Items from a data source
★ ★ ★ ★

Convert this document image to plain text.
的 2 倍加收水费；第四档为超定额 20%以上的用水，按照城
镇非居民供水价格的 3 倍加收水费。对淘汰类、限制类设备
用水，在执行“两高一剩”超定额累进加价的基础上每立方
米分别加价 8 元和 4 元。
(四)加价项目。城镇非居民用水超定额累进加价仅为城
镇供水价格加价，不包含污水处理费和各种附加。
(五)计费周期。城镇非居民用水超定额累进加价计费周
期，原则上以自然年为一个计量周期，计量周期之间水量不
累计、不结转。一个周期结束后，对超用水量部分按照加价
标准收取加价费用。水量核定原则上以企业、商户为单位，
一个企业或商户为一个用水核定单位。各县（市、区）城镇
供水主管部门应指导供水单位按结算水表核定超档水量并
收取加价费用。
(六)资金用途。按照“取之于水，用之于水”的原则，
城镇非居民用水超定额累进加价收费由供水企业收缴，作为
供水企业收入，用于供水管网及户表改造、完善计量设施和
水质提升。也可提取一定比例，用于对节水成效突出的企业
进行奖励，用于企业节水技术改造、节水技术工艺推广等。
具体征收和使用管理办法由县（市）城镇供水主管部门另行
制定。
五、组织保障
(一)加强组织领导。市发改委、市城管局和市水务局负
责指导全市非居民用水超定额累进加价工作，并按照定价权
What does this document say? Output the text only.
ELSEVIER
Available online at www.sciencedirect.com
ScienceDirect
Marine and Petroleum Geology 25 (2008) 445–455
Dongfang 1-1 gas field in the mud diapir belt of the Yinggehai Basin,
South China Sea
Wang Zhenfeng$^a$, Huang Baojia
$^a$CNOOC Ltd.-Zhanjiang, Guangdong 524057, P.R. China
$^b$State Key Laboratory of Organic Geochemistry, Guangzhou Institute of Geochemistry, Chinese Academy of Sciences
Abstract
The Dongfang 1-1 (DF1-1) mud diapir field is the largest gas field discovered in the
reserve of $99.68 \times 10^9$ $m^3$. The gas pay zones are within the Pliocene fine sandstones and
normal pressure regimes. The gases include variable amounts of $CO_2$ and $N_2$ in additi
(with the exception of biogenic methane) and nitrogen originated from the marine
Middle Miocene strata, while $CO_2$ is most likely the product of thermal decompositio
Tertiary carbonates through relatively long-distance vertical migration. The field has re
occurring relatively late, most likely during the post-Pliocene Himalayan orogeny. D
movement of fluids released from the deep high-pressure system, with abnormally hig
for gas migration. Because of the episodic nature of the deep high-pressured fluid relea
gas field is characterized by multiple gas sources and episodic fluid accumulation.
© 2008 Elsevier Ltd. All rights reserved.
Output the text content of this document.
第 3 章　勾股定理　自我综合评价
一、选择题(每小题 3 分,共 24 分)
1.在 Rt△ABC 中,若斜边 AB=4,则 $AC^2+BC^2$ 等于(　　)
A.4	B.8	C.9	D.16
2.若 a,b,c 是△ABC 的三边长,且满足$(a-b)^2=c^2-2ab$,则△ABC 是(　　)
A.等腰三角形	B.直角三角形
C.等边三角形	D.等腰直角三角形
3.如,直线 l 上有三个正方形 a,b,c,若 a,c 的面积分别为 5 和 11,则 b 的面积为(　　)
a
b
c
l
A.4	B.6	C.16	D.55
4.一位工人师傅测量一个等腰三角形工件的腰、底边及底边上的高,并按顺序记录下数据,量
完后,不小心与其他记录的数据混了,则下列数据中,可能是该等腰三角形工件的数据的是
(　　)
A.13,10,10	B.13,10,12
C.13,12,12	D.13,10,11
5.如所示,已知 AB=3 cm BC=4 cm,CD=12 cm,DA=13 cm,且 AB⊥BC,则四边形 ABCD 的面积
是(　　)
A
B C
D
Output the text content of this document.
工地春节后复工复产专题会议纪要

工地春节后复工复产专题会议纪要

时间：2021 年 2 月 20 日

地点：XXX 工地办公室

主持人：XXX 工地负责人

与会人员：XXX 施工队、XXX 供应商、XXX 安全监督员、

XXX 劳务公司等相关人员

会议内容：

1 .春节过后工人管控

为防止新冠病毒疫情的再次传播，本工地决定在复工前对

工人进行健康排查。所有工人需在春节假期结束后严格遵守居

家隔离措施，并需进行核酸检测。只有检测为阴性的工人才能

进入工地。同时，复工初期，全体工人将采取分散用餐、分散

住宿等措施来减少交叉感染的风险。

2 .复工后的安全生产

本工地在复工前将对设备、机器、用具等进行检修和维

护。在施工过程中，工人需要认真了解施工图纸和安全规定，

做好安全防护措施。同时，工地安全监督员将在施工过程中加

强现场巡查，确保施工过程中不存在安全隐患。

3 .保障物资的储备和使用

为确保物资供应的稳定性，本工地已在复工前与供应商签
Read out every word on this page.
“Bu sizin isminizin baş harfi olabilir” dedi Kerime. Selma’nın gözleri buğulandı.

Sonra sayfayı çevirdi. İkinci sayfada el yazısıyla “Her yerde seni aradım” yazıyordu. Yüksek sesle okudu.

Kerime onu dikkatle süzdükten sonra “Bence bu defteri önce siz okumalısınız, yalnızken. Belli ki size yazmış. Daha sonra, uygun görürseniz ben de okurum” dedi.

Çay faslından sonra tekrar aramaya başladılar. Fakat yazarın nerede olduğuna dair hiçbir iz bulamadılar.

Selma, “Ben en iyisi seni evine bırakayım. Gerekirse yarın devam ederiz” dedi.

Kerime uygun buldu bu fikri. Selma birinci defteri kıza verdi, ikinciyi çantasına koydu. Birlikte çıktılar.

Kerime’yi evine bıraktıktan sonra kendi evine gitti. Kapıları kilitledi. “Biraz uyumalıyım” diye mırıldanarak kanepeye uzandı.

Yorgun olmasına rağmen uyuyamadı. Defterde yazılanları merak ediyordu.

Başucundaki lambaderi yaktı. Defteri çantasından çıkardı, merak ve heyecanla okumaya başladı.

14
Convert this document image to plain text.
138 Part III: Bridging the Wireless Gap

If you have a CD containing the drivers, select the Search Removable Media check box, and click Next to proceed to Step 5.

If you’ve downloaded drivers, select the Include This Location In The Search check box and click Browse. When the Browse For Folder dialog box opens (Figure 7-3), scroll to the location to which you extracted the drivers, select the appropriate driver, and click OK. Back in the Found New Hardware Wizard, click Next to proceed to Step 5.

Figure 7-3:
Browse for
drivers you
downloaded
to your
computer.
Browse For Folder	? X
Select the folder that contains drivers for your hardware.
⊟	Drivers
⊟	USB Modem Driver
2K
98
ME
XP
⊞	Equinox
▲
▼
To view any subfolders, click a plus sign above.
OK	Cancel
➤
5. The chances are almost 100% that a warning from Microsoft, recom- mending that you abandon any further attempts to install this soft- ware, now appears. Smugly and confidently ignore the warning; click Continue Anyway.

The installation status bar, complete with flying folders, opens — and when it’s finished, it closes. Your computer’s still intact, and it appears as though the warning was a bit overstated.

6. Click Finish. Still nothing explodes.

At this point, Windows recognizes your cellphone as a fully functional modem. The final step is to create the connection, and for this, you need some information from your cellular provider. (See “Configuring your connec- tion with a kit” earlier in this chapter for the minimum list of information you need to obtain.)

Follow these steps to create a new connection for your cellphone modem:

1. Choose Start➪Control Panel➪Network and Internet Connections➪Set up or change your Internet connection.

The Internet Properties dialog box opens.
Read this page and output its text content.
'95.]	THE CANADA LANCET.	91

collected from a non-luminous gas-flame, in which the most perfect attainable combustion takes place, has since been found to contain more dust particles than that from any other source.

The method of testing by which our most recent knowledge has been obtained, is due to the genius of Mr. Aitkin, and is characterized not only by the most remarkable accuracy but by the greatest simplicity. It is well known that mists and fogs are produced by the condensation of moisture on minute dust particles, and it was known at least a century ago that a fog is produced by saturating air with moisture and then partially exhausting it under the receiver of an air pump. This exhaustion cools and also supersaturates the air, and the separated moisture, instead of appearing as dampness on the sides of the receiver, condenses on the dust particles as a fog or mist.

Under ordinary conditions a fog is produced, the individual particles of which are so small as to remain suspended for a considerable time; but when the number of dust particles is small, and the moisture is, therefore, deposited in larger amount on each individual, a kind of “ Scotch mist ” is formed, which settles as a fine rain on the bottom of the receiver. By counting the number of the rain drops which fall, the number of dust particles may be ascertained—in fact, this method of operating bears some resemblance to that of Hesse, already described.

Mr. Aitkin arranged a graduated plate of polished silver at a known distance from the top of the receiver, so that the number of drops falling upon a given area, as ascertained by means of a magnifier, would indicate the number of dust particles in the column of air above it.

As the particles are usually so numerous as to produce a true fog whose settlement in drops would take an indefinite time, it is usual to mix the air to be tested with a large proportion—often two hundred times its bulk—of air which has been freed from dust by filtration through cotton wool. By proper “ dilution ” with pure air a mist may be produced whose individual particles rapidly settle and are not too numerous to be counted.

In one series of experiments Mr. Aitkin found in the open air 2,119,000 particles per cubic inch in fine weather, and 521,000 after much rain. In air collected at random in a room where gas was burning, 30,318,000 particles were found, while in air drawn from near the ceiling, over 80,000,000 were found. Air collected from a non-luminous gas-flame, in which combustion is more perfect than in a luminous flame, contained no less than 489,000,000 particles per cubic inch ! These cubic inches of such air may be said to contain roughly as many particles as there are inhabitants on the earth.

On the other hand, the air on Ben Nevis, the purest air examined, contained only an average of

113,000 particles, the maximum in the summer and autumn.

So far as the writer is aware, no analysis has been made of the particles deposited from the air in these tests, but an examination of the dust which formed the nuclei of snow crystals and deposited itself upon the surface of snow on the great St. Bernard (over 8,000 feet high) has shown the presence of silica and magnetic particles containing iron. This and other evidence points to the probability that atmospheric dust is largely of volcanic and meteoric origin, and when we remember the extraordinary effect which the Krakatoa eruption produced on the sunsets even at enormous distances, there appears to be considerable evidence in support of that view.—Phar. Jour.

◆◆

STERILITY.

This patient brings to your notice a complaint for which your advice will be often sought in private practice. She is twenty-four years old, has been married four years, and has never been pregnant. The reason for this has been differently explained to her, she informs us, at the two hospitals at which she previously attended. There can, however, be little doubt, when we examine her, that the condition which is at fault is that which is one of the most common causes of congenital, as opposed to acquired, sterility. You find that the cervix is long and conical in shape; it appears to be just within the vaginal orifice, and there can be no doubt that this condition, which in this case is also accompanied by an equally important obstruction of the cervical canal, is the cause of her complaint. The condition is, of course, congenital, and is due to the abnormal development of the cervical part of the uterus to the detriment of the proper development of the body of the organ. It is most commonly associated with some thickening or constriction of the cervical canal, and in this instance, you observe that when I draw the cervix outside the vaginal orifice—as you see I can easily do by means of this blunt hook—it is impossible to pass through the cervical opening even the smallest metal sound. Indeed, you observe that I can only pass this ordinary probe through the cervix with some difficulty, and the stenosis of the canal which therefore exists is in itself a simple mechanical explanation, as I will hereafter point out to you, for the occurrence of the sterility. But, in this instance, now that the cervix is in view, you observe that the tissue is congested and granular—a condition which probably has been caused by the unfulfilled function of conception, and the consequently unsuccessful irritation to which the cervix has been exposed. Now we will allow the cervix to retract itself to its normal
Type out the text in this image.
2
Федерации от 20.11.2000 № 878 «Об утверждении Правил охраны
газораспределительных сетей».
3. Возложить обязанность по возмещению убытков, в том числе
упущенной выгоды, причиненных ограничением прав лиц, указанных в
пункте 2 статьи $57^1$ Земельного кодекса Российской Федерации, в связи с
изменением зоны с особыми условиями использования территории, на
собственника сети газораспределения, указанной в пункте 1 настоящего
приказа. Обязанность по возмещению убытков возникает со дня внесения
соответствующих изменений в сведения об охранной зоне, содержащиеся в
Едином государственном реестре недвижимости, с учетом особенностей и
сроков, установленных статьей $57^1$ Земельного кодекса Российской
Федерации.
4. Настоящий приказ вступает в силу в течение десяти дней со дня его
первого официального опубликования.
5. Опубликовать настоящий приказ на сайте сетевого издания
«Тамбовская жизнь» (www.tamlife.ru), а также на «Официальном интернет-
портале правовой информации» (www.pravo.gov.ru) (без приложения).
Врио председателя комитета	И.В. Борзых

★ ★ ★ ★

» THE REQUEST
Take every line that includes the string "rain" and copy it.

» ANSWER TO THIS PROBLEM
Under ordinary conditions a fog is produced, the individual particles of which are so small as to remain suspended for a considerable time; but when the number of dust particles is small, and the moisture is, therefore, deposited in larger amount on each individual, a kind of “ Scotch mist ” is formed, which settles as a fine rain on the bottom of the receiver. By counting the number of the rain drops which fall, the number of dust particles may be ascertained—in fact, this method of operating bears some resemblance to that of Hesse, already described.
In one series of experiments Mr. Aitkin found in the open air 2,119,000 particles per cubic inch in fine weather, and 521,000 after much rain. In air collected at random in a room where gas was burning, 30,318,000 particles were found, while in air drawn from near the ceiling, over 80,000,000 were found. Air collected from a non-luminous gas-flame, in which combustion is more perfect than in a luminous flame, contained no less than 489,000,000 particles per cubic inch ! These cubic inches of such air may be said to contain roughly as many particles as there are inhabitants on the earth.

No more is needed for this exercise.